• [REQUIRED WORK] Please transcribe the data below line for line, with no changes.

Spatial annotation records
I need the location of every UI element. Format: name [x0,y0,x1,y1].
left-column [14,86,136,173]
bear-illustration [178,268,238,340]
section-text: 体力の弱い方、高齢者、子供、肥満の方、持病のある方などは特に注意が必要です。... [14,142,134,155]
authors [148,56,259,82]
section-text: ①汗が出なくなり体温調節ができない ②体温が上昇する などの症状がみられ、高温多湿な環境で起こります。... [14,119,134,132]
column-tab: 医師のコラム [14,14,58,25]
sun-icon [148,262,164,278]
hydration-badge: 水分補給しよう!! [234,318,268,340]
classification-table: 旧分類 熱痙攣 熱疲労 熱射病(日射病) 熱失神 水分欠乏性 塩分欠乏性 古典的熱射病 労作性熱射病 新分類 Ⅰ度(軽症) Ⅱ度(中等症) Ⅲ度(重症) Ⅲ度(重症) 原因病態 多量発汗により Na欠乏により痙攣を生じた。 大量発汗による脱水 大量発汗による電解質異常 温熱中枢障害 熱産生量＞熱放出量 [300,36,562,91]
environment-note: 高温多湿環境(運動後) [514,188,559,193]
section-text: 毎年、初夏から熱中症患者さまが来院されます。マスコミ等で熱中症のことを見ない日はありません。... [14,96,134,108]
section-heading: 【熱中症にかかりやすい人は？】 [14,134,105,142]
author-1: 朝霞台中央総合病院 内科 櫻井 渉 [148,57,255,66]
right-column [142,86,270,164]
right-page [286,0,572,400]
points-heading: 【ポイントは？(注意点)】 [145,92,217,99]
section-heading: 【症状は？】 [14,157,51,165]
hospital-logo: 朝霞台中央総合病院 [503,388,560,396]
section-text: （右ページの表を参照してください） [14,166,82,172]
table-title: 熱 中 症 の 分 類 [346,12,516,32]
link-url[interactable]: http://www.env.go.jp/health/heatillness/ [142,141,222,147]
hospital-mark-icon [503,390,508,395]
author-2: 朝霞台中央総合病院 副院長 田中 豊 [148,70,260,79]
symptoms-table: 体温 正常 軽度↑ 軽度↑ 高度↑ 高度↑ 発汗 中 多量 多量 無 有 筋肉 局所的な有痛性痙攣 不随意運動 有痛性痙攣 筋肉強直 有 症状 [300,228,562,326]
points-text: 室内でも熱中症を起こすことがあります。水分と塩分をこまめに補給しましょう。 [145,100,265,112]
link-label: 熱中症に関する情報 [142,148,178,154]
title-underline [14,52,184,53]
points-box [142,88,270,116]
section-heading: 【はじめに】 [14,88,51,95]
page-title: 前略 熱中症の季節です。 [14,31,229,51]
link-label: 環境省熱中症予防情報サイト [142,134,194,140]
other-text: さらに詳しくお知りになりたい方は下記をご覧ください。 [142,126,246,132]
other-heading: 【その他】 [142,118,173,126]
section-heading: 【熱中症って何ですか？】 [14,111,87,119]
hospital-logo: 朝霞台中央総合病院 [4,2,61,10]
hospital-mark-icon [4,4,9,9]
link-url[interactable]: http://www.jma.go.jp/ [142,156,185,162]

• [EXERCISE RESPONSE]
I need the location of every UI element. Format: name [x0,y0,x1,y1].
left-column [14,86,136,173]
bear-illustration [178,268,238,340]
section-text: 体力の弱い方、高齢者、子供、肥満の方、持病のある方などは特に注意が必要です。... [14,142,134,155]
authors [148,56,259,82]
section-text: ①汗が出なくなり体温調節ができない ②体温が上昇する などの症状がみられ、高温多湿な環境で起こります。... [14,119,134,132]
column-tab: 医師のコラム [14,14,58,25]
sun-icon [148,262,164,278]
hydration-badge: 水分補給しよう!! [234,318,268,340]
classification-table: 旧分類 熱痙攣 熱疲労 熱射病(日射病) 熱失神 水分欠乏性 塩分欠乏性 古典的熱射病 労作性熱射病 新分類 Ⅰ度(軽症) Ⅱ度(中等症) Ⅲ度(重症) Ⅲ度(重症) 原因病態 多量発汗により Na欠乏により痙攣を生じた。 大量発汗による脱水 大量発汗による電解質異常 温熱中枢障害 熱産生量＞熱放出量 [300,36,562,91]
environment-note: 高温多湿環境(運動後) [514,188,559,193]
section-text: 毎年、初夏から熱中症患者さまが来院されます。マスコミ等で熱中症のことを見ない日はありません。... [14,96,134,108]
section-heading: 【熱中症にかかりやすい人は？】 [14,134,105,142]
author-1: 朝霞台中央総合病院 内科 櫻井 渉 [148,57,255,66]
right-column [142,86,270,164]
right-page [286,0,572,400]
points-heading: 【ポイントは？(注意点)】 [145,92,217,99]
section-heading: 【症状は？】 [14,157,51,165]
hospital-logo: 朝霞台中央総合病院 [503,388,560,396]
section-text: （右ページの表を参照してください） [14,166,82,172]
table-title: 熱 中 症 の 分 類 [346,12,516,32]
link-url[interactable]: http://www.env.go.jp/health/heatillness/ [142,141,222,147]
hospital-mark-icon [503,390,508,395]
author-2: 朝霞台中央総合病院 副院長 田中 豊 [148,70,260,79]
symptoms-table: 体温 正常 軽度↑ 軽度↑ 高度↑ 高度↑ 発汗 中 多量 多量 無 有 筋肉 局所的な有痛性痙攣 不随意運動 有痛性痙攣 筋肉強直 有 症状 [300,228,562,326]
points-text: 室内でも熱中症を起こすことがあります。水分と塩分をこまめに補給しましょう。 [145,100,265,112]
link-label: 熱中症に関する情報 [142,148,178,154]
title-underline [14,52,184,53]
points-box [142,88,270,116]
section-heading: 【はじめに】 [14,88,51,95]
page-title: 前略 熱中症の季節です。 [14,31,229,51]
link-label: 環境省熱中症予防情報サイト [142,134,194,140]
other-text: さらに詳しくお知りになりたい方は下記をご覧ください。 [142,126,246,132]
other-heading: 【その他】 [142,118,173,126]
section-heading: 【熱中症って何ですか？】 [14,111,87,119]
hospital-logo: 朝霞台中央総合病院 [4,2,61,10]
hospital-mark-icon [4,4,9,9]
link-url[interactable]: http://www.jma.go.jp/ [142,156,185,162]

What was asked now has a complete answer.